### [TASK STATEMENT]
Identify each line holding the string "JSON" and copy it.

++++ SOURCE DATA ++++

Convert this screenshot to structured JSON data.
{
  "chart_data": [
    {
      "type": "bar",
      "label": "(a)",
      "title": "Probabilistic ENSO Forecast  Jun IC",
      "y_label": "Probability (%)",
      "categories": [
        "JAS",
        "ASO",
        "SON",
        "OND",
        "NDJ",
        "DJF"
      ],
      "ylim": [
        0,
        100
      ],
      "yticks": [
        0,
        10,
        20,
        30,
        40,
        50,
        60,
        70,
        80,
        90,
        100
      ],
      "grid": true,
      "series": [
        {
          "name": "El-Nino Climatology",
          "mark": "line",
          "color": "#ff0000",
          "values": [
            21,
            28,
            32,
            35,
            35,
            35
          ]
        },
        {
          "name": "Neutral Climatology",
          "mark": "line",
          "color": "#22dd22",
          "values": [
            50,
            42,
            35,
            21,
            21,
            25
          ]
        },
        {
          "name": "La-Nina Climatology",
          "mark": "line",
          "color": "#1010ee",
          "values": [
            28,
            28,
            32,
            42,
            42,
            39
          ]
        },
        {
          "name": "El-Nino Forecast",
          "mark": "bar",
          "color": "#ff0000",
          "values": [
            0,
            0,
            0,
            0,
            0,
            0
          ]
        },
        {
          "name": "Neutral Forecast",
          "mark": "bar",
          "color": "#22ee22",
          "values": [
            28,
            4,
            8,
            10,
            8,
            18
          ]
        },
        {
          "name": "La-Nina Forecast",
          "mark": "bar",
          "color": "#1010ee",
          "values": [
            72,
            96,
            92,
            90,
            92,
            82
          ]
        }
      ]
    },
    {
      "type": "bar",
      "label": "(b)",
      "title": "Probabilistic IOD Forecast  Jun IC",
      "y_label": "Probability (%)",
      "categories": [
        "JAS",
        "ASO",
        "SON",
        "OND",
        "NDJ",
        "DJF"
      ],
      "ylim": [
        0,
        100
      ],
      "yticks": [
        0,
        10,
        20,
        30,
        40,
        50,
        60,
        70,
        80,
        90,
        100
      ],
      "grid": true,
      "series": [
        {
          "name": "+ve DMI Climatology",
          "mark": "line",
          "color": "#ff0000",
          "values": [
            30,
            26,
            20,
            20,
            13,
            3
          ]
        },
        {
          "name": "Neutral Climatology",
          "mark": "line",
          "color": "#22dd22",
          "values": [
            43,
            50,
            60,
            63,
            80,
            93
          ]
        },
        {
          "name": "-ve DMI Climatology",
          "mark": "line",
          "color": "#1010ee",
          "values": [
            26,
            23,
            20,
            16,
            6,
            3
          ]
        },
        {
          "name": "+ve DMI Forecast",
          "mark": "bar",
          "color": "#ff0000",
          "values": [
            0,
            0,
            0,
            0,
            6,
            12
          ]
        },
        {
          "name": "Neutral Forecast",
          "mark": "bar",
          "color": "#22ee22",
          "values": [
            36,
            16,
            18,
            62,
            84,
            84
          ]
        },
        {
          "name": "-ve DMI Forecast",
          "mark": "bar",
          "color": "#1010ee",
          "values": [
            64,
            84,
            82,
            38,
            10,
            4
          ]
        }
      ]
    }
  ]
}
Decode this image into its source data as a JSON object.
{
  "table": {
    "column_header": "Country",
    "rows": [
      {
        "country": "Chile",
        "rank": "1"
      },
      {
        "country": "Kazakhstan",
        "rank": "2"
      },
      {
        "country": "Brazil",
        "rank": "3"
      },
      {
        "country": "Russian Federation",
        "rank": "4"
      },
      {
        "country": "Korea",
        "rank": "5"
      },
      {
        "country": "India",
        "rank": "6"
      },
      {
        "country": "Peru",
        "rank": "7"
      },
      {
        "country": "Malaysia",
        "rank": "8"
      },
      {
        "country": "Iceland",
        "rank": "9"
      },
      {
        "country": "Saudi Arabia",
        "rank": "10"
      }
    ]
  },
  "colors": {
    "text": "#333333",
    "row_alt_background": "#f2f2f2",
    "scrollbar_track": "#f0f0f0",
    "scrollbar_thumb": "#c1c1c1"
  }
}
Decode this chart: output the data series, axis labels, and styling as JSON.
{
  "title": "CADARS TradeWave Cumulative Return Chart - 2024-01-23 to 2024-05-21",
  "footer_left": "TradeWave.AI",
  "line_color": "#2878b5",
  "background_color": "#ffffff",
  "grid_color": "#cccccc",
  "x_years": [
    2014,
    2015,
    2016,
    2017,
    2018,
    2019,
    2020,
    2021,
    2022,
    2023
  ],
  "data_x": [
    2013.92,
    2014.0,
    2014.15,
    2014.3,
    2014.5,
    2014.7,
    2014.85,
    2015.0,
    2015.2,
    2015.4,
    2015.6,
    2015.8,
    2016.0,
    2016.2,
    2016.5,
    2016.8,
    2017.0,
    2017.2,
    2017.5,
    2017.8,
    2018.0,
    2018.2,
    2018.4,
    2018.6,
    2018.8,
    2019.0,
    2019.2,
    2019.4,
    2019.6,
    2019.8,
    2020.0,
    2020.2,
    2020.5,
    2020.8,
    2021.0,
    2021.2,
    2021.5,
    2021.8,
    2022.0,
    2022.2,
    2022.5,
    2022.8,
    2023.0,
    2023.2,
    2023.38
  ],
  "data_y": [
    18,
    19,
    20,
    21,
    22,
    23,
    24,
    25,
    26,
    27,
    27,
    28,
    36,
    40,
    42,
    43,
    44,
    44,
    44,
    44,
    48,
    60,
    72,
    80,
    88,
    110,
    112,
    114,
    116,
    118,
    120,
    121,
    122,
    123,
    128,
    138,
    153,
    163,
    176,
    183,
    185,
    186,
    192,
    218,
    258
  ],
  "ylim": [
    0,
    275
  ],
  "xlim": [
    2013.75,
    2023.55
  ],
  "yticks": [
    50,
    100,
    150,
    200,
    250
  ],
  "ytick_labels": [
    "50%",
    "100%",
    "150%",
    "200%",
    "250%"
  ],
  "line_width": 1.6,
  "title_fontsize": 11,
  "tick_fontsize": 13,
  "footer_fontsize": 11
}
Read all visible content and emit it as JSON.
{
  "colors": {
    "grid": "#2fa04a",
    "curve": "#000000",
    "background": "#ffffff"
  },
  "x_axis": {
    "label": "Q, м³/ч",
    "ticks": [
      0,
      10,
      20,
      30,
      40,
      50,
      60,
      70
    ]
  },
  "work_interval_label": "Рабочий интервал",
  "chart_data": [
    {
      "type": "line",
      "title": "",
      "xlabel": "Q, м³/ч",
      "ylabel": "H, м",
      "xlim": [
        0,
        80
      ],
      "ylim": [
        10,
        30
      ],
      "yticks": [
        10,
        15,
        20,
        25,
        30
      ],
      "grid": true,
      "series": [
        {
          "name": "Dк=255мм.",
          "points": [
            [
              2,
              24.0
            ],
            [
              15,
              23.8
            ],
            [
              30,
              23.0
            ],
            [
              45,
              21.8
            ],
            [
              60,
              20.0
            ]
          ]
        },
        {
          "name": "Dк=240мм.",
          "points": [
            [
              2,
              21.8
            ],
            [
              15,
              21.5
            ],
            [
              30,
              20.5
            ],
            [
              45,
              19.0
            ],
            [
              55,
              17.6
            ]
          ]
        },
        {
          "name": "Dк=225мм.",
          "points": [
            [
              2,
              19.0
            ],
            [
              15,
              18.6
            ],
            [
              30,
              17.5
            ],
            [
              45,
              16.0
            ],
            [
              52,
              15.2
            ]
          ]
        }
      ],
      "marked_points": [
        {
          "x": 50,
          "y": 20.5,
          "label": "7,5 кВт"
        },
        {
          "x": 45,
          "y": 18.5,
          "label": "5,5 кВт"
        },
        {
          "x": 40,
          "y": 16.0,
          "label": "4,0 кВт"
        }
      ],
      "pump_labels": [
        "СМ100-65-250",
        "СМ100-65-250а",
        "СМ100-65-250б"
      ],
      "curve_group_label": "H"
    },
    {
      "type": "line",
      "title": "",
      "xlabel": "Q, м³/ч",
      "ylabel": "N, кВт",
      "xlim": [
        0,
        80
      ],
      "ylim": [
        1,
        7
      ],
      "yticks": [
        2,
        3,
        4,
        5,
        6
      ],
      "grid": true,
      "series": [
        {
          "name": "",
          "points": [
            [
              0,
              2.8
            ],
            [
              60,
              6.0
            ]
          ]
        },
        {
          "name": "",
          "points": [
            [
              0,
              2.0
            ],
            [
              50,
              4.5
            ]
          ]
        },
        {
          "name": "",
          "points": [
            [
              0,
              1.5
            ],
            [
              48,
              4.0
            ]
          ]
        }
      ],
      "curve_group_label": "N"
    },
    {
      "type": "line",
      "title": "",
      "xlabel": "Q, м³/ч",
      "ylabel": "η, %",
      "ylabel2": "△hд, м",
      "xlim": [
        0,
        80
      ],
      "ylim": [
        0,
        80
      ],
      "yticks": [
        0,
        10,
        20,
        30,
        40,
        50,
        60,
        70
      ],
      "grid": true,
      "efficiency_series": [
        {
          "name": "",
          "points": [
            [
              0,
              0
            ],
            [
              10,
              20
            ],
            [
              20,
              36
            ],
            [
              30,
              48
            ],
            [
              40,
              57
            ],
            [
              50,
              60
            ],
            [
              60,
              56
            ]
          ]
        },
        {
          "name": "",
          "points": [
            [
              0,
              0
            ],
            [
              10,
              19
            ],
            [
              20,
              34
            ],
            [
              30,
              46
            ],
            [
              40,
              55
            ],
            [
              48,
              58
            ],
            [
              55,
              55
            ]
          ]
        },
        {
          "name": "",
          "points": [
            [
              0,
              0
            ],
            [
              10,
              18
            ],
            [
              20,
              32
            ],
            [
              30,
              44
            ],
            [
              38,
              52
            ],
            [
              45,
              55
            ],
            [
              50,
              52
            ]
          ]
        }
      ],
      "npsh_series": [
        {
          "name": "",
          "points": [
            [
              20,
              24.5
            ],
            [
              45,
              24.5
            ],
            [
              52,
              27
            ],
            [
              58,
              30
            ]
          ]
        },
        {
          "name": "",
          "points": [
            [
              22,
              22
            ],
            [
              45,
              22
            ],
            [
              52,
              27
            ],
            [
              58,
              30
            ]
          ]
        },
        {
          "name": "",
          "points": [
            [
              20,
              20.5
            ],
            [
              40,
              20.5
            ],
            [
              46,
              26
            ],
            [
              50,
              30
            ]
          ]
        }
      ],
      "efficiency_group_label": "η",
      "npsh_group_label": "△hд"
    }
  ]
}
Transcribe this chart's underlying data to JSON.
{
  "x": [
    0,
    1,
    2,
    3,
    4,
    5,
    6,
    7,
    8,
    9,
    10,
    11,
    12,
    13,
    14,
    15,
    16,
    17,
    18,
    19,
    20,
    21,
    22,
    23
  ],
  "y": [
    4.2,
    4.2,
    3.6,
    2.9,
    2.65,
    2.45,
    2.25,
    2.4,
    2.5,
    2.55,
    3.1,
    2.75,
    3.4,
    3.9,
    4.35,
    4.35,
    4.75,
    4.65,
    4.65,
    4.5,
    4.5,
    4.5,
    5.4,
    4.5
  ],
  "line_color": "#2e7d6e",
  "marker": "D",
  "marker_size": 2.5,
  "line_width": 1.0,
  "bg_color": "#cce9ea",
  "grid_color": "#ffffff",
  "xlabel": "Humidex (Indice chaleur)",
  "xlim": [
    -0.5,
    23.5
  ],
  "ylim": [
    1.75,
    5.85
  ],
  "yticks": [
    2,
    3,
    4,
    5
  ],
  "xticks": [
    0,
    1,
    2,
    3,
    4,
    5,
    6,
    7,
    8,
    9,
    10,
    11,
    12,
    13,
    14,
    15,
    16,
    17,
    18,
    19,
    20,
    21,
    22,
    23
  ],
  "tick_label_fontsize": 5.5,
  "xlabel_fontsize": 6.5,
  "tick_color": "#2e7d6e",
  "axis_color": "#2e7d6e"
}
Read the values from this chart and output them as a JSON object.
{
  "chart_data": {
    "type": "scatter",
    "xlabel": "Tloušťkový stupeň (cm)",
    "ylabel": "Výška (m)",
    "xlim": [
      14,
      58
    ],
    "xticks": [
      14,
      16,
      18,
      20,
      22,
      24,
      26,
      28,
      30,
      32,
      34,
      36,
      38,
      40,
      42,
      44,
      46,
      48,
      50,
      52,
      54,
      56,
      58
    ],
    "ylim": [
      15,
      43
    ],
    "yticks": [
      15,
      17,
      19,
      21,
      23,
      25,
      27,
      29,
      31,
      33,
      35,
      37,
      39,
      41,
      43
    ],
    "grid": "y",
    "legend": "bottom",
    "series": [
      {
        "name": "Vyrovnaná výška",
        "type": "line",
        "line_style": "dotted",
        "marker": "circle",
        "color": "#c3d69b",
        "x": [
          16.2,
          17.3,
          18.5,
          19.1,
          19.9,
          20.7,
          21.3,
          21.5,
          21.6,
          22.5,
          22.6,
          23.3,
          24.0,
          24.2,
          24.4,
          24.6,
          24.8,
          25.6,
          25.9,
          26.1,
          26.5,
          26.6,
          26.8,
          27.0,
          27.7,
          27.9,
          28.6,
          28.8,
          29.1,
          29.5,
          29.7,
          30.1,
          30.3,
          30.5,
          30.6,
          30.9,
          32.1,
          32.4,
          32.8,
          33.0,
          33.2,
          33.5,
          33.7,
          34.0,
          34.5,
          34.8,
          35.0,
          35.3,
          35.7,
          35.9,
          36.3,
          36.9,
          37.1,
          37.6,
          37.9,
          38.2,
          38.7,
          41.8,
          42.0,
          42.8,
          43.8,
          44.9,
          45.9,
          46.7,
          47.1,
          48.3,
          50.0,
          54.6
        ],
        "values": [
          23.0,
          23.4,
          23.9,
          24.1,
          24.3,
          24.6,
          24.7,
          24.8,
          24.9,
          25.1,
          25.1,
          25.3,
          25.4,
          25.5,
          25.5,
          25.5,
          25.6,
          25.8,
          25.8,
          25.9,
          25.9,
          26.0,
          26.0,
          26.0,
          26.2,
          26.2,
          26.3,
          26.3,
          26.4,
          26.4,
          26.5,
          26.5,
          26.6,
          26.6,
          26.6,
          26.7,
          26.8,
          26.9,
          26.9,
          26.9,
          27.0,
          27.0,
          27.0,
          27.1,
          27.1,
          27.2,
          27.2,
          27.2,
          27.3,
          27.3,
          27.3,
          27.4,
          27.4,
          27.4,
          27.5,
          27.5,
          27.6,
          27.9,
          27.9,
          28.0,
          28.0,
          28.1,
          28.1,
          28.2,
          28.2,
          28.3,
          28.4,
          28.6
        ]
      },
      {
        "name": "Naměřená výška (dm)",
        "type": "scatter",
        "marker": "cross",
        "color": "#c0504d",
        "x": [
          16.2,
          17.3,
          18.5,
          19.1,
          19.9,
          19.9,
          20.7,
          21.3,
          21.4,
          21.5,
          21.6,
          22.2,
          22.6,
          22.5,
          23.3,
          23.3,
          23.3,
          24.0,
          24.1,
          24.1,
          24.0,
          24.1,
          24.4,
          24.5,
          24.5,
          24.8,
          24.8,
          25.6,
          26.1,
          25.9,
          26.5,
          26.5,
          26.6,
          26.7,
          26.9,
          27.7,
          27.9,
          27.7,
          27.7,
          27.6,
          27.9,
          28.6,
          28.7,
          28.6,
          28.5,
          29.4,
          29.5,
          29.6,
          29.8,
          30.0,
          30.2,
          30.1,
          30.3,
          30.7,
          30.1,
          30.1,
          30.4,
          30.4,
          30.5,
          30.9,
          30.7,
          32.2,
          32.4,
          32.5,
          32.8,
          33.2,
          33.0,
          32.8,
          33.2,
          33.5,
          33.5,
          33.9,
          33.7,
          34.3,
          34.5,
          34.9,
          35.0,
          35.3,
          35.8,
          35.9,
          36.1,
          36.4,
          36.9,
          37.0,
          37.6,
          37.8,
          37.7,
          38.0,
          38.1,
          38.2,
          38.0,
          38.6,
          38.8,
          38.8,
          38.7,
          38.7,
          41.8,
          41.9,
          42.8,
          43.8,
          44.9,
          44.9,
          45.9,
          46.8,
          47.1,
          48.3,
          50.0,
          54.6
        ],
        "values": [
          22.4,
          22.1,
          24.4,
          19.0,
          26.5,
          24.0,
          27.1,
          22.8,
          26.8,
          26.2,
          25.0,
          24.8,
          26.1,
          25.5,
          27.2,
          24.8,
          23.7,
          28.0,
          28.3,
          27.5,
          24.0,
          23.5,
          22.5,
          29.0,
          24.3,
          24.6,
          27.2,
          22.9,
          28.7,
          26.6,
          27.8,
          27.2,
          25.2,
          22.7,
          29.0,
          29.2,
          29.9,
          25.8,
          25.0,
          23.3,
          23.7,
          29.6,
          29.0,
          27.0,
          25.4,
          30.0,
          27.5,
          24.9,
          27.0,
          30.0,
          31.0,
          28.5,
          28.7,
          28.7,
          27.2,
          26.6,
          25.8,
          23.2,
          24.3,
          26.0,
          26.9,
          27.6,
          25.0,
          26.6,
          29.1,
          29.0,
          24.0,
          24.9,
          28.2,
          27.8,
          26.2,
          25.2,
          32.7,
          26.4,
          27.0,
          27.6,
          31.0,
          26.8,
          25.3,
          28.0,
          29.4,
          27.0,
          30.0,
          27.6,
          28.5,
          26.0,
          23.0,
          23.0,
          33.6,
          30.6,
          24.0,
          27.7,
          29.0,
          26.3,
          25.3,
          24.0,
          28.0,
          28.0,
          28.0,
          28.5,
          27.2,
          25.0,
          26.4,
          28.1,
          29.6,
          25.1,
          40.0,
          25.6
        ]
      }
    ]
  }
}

++++

### [TASK ANSWER]
Convert this screenshot to structured JSON data.
Decode this image into its source data as a JSON object.
Decode this chart: output the data series, axis labels, and styling as JSON.
Read all visible content and emit it as JSON.
Transcribe this chart's underlying data to JSON.
Read the values from this chart and output them as a JSON object.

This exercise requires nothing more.